╭─ Data extract
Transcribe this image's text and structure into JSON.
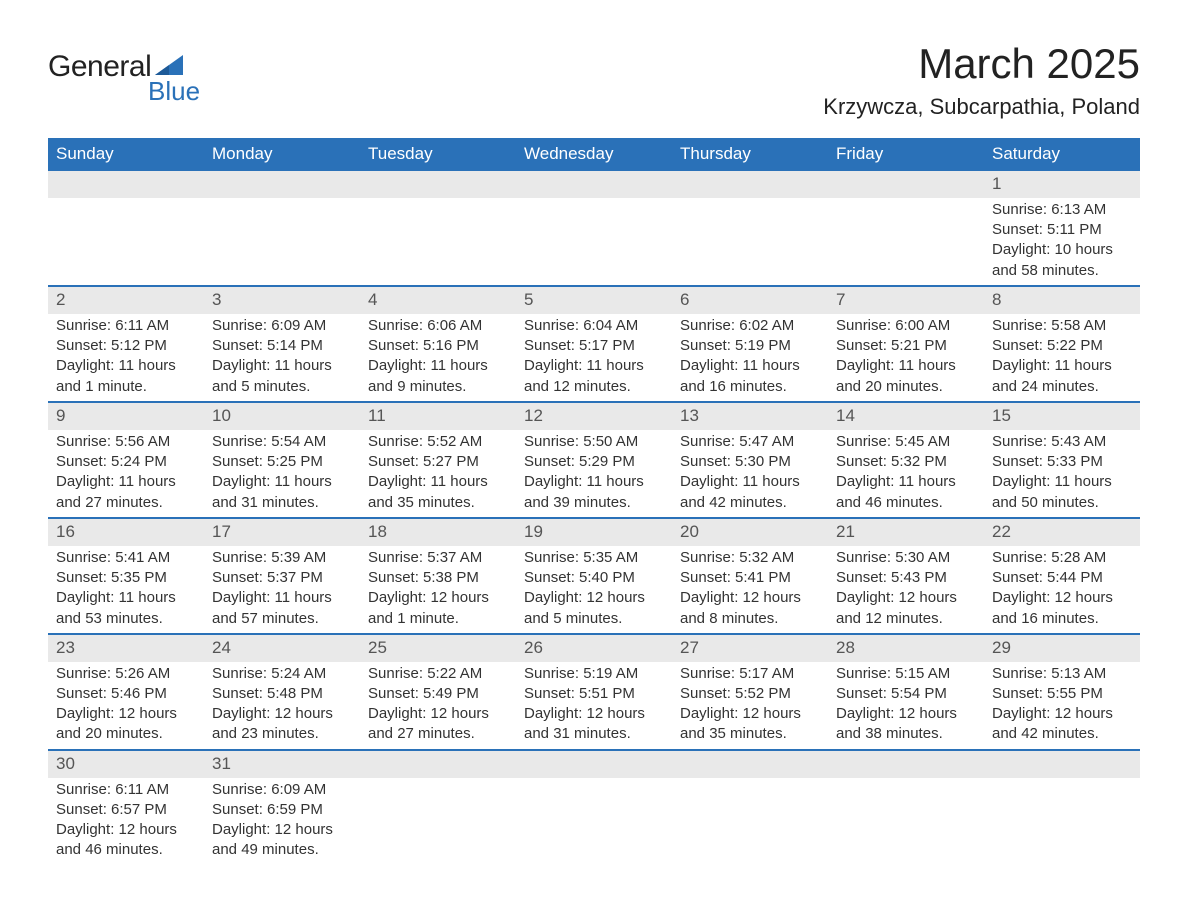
{
  "logo": {
    "general": "General",
    "blue": "Blue"
  },
  "header": {
    "title": "March 2025",
    "location": "Krzywcza, Subcarpathia, Poland"
  },
  "colors": {
    "header_bg": "#2a71b8",
    "header_text": "#ffffff",
    "daynum_bg": "#e9e9e9",
    "border": "#2a71b8",
    "body_text": "#333333",
    "logo_blue": "#2a71b8"
  },
  "calendar": {
    "columns": [
      "Sunday",
      "Monday",
      "Tuesday",
      "Wednesday",
      "Thursday",
      "Friday",
      "Saturday"
    ],
    "weeks": [
      [
        null,
        null,
        null,
        null,
        null,
        null,
        {
          "n": "1",
          "sr": "Sunrise: 6:13 AM",
          "ss": "Sunset: 5:11 PM",
          "d1": "Daylight: 10 hours",
          "d2": "and 58 minutes."
        }
      ],
      [
        {
          "n": "2",
          "sr": "Sunrise: 6:11 AM",
          "ss": "Sunset: 5:12 PM",
          "d1": "Daylight: 11 hours",
          "d2": "and 1 minute."
        },
        {
          "n": "3",
          "sr": "Sunrise: 6:09 AM",
          "ss": "Sunset: 5:14 PM",
          "d1": "Daylight: 11 hours",
          "d2": "and 5 minutes."
        },
        {
          "n": "4",
          "sr": "Sunrise: 6:06 AM",
          "ss": "Sunset: 5:16 PM",
          "d1": "Daylight: 11 hours",
          "d2": "and 9 minutes."
        },
        {
          "n": "5",
          "sr": "Sunrise: 6:04 AM",
          "ss": "Sunset: 5:17 PM",
          "d1": "Daylight: 11 hours",
          "d2": "and 12 minutes."
        },
        {
          "n": "6",
          "sr": "Sunrise: 6:02 AM",
          "ss": "Sunset: 5:19 PM",
          "d1": "Daylight: 11 hours",
          "d2": "and 16 minutes."
        },
        {
          "n": "7",
          "sr": "Sunrise: 6:00 AM",
          "ss": "Sunset: 5:21 PM",
          "d1": "Daylight: 11 hours",
          "d2": "and 20 minutes."
        },
        {
          "n": "8",
          "sr": "Sunrise: 5:58 AM",
          "ss": "Sunset: 5:22 PM",
          "d1": "Daylight: 11 hours",
          "d2": "and 24 minutes."
        }
      ],
      [
        {
          "n": "9",
          "sr": "Sunrise: 5:56 AM",
          "ss": "Sunset: 5:24 PM",
          "d1": "Daylight: 11 hours",
          "d2": "and 27 minutes."
        },
        {
          "n": "10",
          "sr": "Sunrise: 5:54 AM",
          "ss": "Sunset: 5:25 PM",
          "d1": "Daylight: 11 hours",
          "d2": "and 31 minutes."
        },
        {
          "n": "11",
          "sr": "Sunrise: 5:52 AM",
          "ss": "Sunset: 5:27 PM",
          "d1": "Daylight: 11 hours",
          "d2": "and 35 minutes."
        },
        {
          "n": "12",
          "sr": "Sunrise: 5:50 AM",
          "ss": "Sunset: 5:29 PM",
          "d1": "Daylight: 11 hours",
          "d2": "and 39 minutes."
        },
        {
          "n": "13",
          "sr": "Sunrise: 5:47 AM",
          "ss": "Sunset: 5:30 PM",
          "d1": "Daylight: 11 hours",
          "d2": "and 42 minutes."
        },
        {
          "n": "14",
          "sr": "Sunrise: 5:45 AM",
          "ss": "Sunset: 5:32 PM",
          "d1": "Daylight: 11 hours",
          "d2": "and 46 minutes."
        },
        {
          "n": "15",
          "sr": "Sunrise: 5:43 AM",
          "ss": "Sunset: 5:33 PM",
          "d1": "Daylight: 11 hours",
          "d2": "and 50 minutes."
        }
      ],
      [
        {
          "n": "16",
          "sr": "Sunrise: 5:41 AM",
          "ss": "Sunset: 5:35 PM",
          "d1": "Daylight: 11 hours",
          "d2": "and 53 minutes."
        },
        {
          "n": "17",
          "sr": "Sunrise: 5:39 AM",
          "ss": "Sunset: 5:37 PM",
          "d1": "Daylight: 11 hours",
          "d2": "and 57 minutes."
        },
        {
          "n": "18",
          "sr": "Sunrise: 5:37 AM",
          "ss": "Sunset: 5:38 PM",
          "d1": "Daylight: 12 hours",
          "d2": "and 1 minute."
        },
        {
          "n": "19",
          "sr": "Sunrise: 5:35 AM",
          "ss": "Sunset: 5:40 PM",
          "d1": "Daylight: 12 hours",
          "d2": "and 5 minutes."
        },
        {
          "n": "20",
          "sr": "Sunrise: 5:32 AM",
          "ss": "Sunset: 5:41 PM",
          "d1": "Daylight: 12 hours",
          "d2": "and 8 minutes."
        },
        {
          "n": "21",
          "sr": "Sunrise: 5:30 AM",
          "ss": "Sunset: 5:43 PM",
          "d1": "Daylight: 12 hours",
          "d2": "and 12 minutes."
        },
        {
          "n": "22",
          "sr": "Sunrise: 5:28 AM",
          "ss": "Sunset: 5:44 PM",
          "d1": "Daylight: 12 hours",
          "d2": "and 16 minutes."
        }
      ],
      [
        {
          "n": "23",
          "sr": "Sunrise: 5:26 AM",
          "ss": "Sunset: 5:46 PM",
          "d1": "Daylight: 12 hours",
          "d2": "and 20 minutes."
        },
        {
          "n": "24",
          "sr": "Sunrise: 5:24 AM",
          "ss": "Sunset: 5:48 PM",
          "d1": "Daylight: 12 hours",
          "d2": "and 23 minutes."
        },
        {
          "n": "25",
          "sr": "Sunrise: 5:22 AM",
          "ss": "Sunset: 5:49 PM",
          "d1": "Daylight: 12 hours",
          "d2": "and 27 minutes."
        },
        {
          "n": "26",
          "sr": "Sunrise: 5:19 AM",
          "ss": "Sunset: 5:51 PM",
          "d1": "Daylight: 12 hours",
          "d2": "and 31 minutes."
        },
        {
          "n": "27",
          "sr": "Sunrise: 5:17 AM",
          "ss": "Sunset: 5:52 PM",
          "d1": "Daylight: 12 hours",
          "d2": "and 35 minutes."
        },
        {
          "n": "28",
          "sr": "Sunrise: 5:15 AM",
          "ss": "Sunset: 5:54 PM",
          "d1": "Daylight: 12 hours",
          "d2": "and 38 minutes."
        },
        {
          "n": "29",
          "sr": "Sunrise: 5:13 AM",
          "ss": "Sunset: 5:55 PM",
          "d1": "Daylight: 12 hours",
          "d2": "and 42 minutes."
        }
      ],
      [
        {
          "n": "30",
          "sr": "Sunrise: 6:11 AM",
          "ss": "Sunset: 6:57 PM",
          "d1": "Daylight: 12 hours",
          "d2": "and 46 minutes."
        },
        {
          "n": "31",
          "sr": "Sunrise: 6:09 AM",
          "ss": "Sunset: 6:59 PM",
          "d1": "Daylight: 12 hours",
          "d2": "and 49 minutes."
        },
        null,
        null,
        null,
        null,
        null
      ]
    ]
  }
}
╰─
Work required » Copy every line of the data word for word, omitting the images.

Full answer »
Transcribe this image's text and structure into JSON.
{
  "logo": {
    "general": "General",
    "blue": "Blue"
  },
  "header": {
    "title": "March 2025",
    "location": "Krzywcza, Subcarpathia, Poland"
  },
  "colors": {
    "header_bg": "#2a71b8",
    "header_text": "#ffffff",
    "daynum_bg": "#e9e9e9",
    "border": "#2a71b8",
    "body_text": "#333333",
    "logo_blue": "#2a71b8"
  },
  "calendar": {
    "columns": [
      "Sunday",
      "Monday",
      "Tuesday",
      "Wednesday",
      "Thursday",
      "Friday",
      "Saturday"
    ],
    "weeks": [
      [
        null,
        null,
        null,
        null,
        null,
        null,
        {
          "n": "1",
          "sr": "Sunrise: 6:13 AM",
          "ss": "Sunset: 5:11 PM",
          "d1": "Daylight: 10 hours",
          "d2": "and 58 minutes."
        }
      ],
      [
        {
          "n": "2",
          "sr": "Sunrise: 6:11 AM",
          "ss": "Sunset: 5:12 PM",
          "d1": "Daylight: 11 hours",
          "d2": "and 1 minute."
        },
        {
          "n": "3",
          "sr": "Sunrise: 6:09 AM",
          "ss": "Sunset: 5:14 PM",
          "d1": "Daylight: 11 hours",
          "d2": "and 5 minutes."
        },
        {
          "n": "4",
          "sr": "Sunrise: 6:06 AM",
          "ss": "Sunset: 5:16 PM",
          "d1": "Daylight: 11 hours",
          "d2": "and 9 minutes."
        },
        {
          "n": "5",
          "sr": "Sunrise: 6:04 AM",
          "ss": "Sunset: 5:17 PM",
          "d1": "Daylight: 11 hours",
          "d2": "and 12 minutes."
        },
        {
          "n": "6",
          "sr": "Sunrise: 6:02 AM",
          "ss": "Sunset: 5:19 PM",
          "d1": "Daylight: 11 hours",
          "d2": "and 16 minutes."
        },
        {
          "n": "7",
          "sr": "Sunrise: 6:00 AM",
          "ss": "Sunset: 5:21 PM",
          "d1": "Daylight: 11 hours",
          "d2": "and 20 minutes."
        },
        {
          "n": "8",
          "sr": "Sunrise: 5:58 AM",
          "ss": "Sunset: 5:22 PM",
          "d1": "Daylight: 11 hours",
          "d2": "and 24 minutes."
        }
      ],
      [
        {
          "n": "9",
          "sr": "Sunrise: 5:56 AM",
          "ss": "Sunset: 5:24 PM",
          "d1": "Daylight: 11 hours",
          "d2": "and 27 minutes."
        },
        {
          "n": "10",
          "sr": "Sunrise: 5:54 AM",
          "ss": "Sunset: 5:25 PM",
          "d1": "Daylight: 11 hours",
          "d2": "and 31 minutes."
        },
        {
          "n": "11",
          "sr": "Sunrise: 5:52 AM",
          "ss": "Sunset: 5:27 PM",
          "d1": "Daylight: 11 hours",
          "d2": "and 35 minutes."
        },
        {
          "n": "12",
          "sr": "Sunrise: 5:50 AM",
          "ss": "Sunset: 5:29 PM",
          "d1": "Daylight: 11 hours",
          "d2": "and 39 minutes."
        },
        {
          "n": "13",
          "sr": "Sunrise: 5:47 AM",
          "ss": "Sunset: 5:30 PM",
          "d1": "Daylight: 11 hours",
          "d2": "and 42 minutes."
        },
        {
          "n": "14",
          "sr": "Sunrise: 5:45 AM",
          "ss": "Sunset: 5:32 PM",
          "d1": "Daylight: 11 hours",
          "d2": "and 46 minutes."
        },
        {
          "n": "15",
          "sr": "Sunrise: 5:43 AM",
          "ss": "Sunset: 5:33 PM",
          "d1": "Daylight: 11 hours",
          "d2": "and 50 minutes."
        }
      ],
      [
        {
          "n": "16",
          "sr": "Sunrise: 5:41 AM",
          "ss": "Sunset: 5:35 PM",
          "d1": "Daylight: 11 hours",
          "d2": "and 53 minutes."
        },
        {
          "n": "17",
          "sr": "Sunrise: 5:39 AM",
          "ss": "Sunset: 5:37 PM",
          "d1": "Daylight: 11 hours",
          "d2": "and 57 minutes."
        },
        {
          "n": "18",
          "sr": "Sunrise: 5:37 AM",
          "ss": "Sunset: 5:38 PM",
          "d1": "Daylight: 12 hours",
          "d2": "and 1 minute."
        },
        {
          "n": "19",
          "sr": "Sunrise: 5:35 AM",
          "ss": "Sunset: 5:40 PM",
          "d1": "Daylight: 12 hours",
          "d2": "and 5 minutes."
        },
        {
          "n": "20",
          "sr": "Sunrise: 5:32 AM",
          "ss": "Sunset: 5:41 PM",
          "d1": "Daylight: 12 hours",
          "d2": "and 8 minutes."
        },
        {
          "n": "21",
          "sr": "Sunrise: 5:30 AM",
          "ss": "Sunset: 5:43 PM",
          "d1": "Daylight: 12 hours",
          "d2": "and 12 minutes."
        },
        {
          "n": "22",
          "sr": "Sunrise: 5:28 AM",
          "ss": "Sunset: 5:44 PM",
          "d1": "Daylight: 12 hours",
          "d2": "and 16 minutes."
        }
      ],
      [
        {
          "n": "23",
          "sr": "Sunrise: 5:26 AM",
          "ss": "Sunset: 5:46 PM",
          "d1": "Daylight: 12 hours",
          "d2": "and 20 minutes."
        },
        {
          "n": "24",
          "sr": "Sunrise: 5:24 AM",
          "ss": "Sunset: 5:48 PM",
          "d1": "Daylight: 12 hours",
          "d2": "and 23 minutes."
        },
        {
          "n": "25",
          "sr": "Sunrise: 5:22 AM",
          "ss": "Sunset: 5:49 PM",
          "d1": "Daylight: 12 hours",
          "d2": "and 27 minutes."
        },
        {
          "n": "26",
          "sr": "Sunrise: 5:19 AM",
          "ss": "Sunset: 5:51 PM",
          "d1": "Daylight: 12 hours",
          "d2": "and 31 minutes."
        },
        {
          "n": "27",
          "sr": "Sunrise: 5:17 AM",
          "ss": "Sunset: 5:52 PM",
          "d1": "Daylight: 12 hours",
          "d2": "and 35 minutes."
        },
        {
          "n": "28",
          "sr": "Sunrise: 5:15 AM",
          "ss": "Sunset: 5:54 PM",
          "d1": "Daylight: 12 hours",
          "d2": "and 38 minutes."
        },
        {
          "n": "29",
          "sr": "Sunrise: 5:13 AM",
          "ss": "Sunset: 5:55 PM",
          "d1": "Daylight: 12 hours",
          "d2": "and 42 minutes."
        }
      ],
      [
        {
          "n": "30",
          "sr": "Sunrise: 6:11 AM",
          "ss": "Sunset: 6:57 PM",
          "d1": "Daylight: 12 hours",
          "d2": "and 46 minutes."
        },
        {
          "n": "31",
          "sr": "Sunrise: 6:09 AM",
          "ss": "Sunset: 6:59 PM",
          "d1": "Daylight: 12 hours",
          "d2": "and 49 minutes."
        },
        null,
        null,
        null,
        null,
        null
      ]
    ]
  }
}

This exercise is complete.